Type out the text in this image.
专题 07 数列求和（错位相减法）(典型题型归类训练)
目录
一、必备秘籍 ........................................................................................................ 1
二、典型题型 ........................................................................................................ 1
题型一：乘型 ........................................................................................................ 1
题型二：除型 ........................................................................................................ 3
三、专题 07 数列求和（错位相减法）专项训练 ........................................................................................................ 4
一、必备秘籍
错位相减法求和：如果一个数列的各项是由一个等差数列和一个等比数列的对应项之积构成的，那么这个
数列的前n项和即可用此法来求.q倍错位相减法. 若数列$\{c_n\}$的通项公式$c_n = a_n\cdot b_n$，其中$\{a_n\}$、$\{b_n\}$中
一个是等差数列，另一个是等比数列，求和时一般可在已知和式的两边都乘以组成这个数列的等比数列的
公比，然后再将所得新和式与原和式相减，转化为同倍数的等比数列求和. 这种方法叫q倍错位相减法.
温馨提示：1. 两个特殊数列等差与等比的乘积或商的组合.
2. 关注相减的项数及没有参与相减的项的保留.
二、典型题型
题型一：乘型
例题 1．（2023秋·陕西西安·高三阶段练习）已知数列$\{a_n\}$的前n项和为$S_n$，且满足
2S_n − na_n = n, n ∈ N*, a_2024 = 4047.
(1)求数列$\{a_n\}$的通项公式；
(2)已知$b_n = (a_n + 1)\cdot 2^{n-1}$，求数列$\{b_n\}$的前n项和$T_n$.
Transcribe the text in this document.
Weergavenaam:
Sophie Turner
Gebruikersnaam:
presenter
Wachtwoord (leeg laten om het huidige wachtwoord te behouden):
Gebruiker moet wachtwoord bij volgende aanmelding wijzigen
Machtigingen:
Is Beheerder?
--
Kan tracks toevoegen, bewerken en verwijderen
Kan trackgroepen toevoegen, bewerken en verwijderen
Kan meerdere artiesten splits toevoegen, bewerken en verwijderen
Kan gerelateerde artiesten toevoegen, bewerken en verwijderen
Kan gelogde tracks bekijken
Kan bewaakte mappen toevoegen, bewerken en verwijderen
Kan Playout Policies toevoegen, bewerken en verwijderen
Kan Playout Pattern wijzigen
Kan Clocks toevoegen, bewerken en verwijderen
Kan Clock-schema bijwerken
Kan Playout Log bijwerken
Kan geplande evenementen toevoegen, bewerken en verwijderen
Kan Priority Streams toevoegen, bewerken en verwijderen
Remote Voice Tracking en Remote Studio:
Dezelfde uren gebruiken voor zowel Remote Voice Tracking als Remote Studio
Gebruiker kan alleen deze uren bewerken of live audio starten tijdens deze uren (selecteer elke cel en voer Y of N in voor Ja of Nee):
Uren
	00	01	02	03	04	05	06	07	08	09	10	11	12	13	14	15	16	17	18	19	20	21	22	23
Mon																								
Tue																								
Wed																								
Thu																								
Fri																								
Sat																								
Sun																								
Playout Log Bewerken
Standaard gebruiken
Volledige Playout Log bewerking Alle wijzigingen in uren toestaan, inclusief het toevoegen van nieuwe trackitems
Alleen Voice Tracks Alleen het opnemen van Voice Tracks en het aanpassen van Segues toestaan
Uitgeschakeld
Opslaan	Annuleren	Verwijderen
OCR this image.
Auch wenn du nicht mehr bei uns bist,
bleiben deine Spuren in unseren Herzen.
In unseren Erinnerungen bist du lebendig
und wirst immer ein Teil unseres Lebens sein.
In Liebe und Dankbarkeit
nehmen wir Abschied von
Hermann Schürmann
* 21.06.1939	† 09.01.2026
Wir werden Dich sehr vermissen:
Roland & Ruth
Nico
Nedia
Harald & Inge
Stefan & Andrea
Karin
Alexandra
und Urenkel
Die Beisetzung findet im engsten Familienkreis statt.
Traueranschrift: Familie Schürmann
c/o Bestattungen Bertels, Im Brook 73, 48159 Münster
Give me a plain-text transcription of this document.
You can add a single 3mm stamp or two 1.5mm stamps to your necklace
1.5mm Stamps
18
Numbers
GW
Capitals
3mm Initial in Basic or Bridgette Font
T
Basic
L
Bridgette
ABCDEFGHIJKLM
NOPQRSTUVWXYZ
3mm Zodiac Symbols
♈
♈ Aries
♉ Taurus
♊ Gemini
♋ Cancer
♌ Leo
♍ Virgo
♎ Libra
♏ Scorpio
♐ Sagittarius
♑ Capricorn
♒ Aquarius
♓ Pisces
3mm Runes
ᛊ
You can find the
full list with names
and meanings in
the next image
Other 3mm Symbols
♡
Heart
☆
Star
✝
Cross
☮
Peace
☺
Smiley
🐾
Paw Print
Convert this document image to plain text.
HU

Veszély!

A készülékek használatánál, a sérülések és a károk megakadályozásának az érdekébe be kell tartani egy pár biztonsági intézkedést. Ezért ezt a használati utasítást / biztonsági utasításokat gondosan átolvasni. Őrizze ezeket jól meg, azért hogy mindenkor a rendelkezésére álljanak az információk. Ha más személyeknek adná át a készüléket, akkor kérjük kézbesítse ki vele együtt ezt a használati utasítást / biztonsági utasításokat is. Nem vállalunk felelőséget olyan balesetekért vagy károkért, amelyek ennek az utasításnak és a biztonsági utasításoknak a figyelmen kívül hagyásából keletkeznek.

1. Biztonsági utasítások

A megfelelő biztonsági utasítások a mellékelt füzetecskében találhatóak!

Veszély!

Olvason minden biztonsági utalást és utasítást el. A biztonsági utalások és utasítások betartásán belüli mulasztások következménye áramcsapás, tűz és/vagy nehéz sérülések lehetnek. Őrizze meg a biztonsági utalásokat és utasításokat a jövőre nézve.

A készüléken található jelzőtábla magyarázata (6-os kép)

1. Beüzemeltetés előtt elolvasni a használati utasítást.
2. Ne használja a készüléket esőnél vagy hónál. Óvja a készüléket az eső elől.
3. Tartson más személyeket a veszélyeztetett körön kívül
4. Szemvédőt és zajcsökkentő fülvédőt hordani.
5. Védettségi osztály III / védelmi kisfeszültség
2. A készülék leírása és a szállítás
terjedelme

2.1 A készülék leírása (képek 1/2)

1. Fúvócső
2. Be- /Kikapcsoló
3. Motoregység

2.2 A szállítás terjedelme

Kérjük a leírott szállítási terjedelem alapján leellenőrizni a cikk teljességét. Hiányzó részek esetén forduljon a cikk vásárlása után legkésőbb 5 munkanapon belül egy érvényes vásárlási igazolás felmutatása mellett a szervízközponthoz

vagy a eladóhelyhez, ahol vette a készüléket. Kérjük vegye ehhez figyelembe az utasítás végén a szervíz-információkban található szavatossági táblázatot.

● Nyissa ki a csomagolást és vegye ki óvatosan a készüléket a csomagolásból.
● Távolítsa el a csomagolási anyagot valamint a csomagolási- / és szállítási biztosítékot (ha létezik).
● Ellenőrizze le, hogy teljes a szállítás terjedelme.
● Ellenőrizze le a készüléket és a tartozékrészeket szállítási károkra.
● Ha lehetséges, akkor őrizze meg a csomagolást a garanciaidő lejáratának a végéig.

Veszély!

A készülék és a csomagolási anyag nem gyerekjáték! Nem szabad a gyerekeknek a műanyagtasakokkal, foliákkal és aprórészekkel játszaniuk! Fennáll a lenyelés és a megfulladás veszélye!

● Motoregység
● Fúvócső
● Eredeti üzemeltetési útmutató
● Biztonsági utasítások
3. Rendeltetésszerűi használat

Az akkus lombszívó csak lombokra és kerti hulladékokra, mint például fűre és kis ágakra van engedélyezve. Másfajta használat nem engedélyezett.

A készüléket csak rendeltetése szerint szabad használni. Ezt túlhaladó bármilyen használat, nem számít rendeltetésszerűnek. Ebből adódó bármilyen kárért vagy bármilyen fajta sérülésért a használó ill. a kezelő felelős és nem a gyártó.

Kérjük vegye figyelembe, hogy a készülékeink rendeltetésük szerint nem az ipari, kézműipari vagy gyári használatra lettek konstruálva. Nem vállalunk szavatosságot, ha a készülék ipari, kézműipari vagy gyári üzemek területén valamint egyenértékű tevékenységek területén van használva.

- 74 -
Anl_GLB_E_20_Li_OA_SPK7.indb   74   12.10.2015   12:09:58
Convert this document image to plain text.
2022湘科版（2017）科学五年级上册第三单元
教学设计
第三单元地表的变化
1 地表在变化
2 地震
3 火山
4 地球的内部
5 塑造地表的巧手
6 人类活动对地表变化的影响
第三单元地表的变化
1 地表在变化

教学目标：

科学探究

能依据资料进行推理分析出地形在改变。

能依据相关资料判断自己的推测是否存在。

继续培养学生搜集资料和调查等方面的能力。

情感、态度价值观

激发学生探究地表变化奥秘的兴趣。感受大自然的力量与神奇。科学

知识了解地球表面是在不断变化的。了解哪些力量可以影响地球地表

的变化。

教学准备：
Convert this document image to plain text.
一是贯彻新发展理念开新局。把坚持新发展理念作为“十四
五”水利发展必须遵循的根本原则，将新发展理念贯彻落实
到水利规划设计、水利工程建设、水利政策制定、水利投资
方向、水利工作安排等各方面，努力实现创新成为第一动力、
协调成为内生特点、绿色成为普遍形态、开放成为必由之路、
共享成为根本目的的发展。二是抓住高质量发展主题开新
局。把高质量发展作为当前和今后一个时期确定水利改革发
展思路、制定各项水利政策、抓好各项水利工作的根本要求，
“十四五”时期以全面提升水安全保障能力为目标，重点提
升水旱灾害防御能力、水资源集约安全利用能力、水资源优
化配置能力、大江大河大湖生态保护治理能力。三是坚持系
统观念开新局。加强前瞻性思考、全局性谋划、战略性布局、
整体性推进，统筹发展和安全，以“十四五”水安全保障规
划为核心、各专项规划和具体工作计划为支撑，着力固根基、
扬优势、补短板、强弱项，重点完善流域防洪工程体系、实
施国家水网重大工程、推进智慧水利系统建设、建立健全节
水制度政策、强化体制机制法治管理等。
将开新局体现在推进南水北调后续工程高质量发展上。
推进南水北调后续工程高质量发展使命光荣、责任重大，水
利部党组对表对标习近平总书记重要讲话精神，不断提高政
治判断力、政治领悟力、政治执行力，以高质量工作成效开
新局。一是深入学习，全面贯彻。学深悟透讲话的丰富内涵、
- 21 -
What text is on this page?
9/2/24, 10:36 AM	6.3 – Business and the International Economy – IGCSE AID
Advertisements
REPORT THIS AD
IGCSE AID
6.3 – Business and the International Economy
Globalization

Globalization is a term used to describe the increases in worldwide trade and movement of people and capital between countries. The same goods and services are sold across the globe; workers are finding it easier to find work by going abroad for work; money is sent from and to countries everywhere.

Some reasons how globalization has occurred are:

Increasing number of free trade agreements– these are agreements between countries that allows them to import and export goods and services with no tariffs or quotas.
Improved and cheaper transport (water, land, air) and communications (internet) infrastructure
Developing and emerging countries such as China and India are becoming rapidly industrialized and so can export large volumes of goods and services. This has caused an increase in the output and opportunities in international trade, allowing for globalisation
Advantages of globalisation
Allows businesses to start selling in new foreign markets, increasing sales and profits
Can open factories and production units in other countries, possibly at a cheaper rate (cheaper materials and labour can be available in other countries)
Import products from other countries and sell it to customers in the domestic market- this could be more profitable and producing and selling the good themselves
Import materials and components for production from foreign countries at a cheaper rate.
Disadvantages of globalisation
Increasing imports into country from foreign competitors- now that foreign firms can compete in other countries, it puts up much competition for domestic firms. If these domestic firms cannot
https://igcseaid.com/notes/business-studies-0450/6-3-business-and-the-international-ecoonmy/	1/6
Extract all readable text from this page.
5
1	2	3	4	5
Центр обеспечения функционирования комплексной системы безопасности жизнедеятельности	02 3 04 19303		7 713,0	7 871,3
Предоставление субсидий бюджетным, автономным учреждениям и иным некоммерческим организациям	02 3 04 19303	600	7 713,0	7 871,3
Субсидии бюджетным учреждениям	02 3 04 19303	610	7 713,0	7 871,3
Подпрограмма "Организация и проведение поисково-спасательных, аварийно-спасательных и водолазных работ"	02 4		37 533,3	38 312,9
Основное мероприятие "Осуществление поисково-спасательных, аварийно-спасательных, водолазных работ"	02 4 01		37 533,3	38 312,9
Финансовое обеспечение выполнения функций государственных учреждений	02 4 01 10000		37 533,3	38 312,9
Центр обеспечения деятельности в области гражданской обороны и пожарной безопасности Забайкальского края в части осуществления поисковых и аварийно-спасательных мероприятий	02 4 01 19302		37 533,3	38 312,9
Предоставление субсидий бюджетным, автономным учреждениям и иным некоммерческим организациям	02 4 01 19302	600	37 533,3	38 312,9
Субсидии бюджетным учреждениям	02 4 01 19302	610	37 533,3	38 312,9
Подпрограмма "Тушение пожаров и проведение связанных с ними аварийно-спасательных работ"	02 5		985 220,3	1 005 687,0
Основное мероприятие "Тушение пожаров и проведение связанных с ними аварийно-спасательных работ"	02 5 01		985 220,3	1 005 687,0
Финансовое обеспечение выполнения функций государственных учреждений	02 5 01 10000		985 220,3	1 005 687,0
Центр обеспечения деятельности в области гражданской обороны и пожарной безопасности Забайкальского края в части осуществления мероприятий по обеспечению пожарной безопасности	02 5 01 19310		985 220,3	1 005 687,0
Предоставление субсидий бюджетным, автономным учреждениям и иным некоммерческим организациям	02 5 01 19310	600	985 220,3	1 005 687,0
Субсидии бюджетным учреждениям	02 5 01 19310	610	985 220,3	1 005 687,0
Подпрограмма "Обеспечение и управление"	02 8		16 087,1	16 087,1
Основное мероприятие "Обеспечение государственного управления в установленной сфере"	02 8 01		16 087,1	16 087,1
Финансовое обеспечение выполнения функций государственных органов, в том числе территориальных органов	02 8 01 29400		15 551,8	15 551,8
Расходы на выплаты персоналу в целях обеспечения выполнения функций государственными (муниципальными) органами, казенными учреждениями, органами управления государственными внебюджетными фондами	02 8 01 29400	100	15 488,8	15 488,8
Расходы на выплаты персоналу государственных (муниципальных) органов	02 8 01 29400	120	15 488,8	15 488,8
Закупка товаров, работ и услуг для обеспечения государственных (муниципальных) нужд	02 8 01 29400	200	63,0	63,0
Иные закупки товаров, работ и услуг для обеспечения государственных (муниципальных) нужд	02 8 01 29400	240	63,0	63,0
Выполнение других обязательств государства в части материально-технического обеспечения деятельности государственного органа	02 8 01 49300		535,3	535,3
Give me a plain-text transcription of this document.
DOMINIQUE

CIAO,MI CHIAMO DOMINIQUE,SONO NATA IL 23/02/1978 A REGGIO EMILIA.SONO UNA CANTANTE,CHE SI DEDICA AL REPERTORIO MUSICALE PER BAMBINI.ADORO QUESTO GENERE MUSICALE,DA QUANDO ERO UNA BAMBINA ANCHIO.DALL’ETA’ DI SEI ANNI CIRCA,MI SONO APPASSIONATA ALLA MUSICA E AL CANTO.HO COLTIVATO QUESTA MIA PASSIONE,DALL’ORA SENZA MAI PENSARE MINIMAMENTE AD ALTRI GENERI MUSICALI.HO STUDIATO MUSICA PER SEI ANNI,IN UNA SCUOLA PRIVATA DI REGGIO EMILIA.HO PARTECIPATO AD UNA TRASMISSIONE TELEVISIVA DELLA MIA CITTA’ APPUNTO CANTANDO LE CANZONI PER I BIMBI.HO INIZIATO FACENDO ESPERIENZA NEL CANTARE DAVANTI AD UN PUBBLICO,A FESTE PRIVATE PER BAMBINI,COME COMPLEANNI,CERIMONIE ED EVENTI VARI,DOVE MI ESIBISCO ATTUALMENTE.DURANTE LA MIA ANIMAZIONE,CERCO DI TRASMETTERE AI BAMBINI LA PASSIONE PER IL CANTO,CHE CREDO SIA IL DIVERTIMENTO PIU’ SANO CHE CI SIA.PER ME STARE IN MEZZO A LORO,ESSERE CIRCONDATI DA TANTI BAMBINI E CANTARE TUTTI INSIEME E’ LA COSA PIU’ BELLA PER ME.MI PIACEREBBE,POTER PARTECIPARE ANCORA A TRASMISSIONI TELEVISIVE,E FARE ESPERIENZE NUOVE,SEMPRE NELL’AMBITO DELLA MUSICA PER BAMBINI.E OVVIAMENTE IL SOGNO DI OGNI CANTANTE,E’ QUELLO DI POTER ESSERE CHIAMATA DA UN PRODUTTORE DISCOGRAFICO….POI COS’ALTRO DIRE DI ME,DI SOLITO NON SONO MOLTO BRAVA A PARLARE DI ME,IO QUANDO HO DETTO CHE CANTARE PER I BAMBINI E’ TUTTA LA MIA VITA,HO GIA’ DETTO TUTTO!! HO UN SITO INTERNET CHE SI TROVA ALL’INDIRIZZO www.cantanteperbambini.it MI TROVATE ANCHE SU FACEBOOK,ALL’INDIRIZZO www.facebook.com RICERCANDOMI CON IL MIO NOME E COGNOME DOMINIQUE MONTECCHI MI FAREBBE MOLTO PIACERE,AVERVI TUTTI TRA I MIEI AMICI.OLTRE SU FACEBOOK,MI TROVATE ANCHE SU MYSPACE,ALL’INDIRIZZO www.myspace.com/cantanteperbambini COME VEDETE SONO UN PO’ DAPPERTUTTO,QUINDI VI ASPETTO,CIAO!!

### Task directions
Each line holding the word "的通项公式" counts once; report the total and nothing else.

### Problem solution
2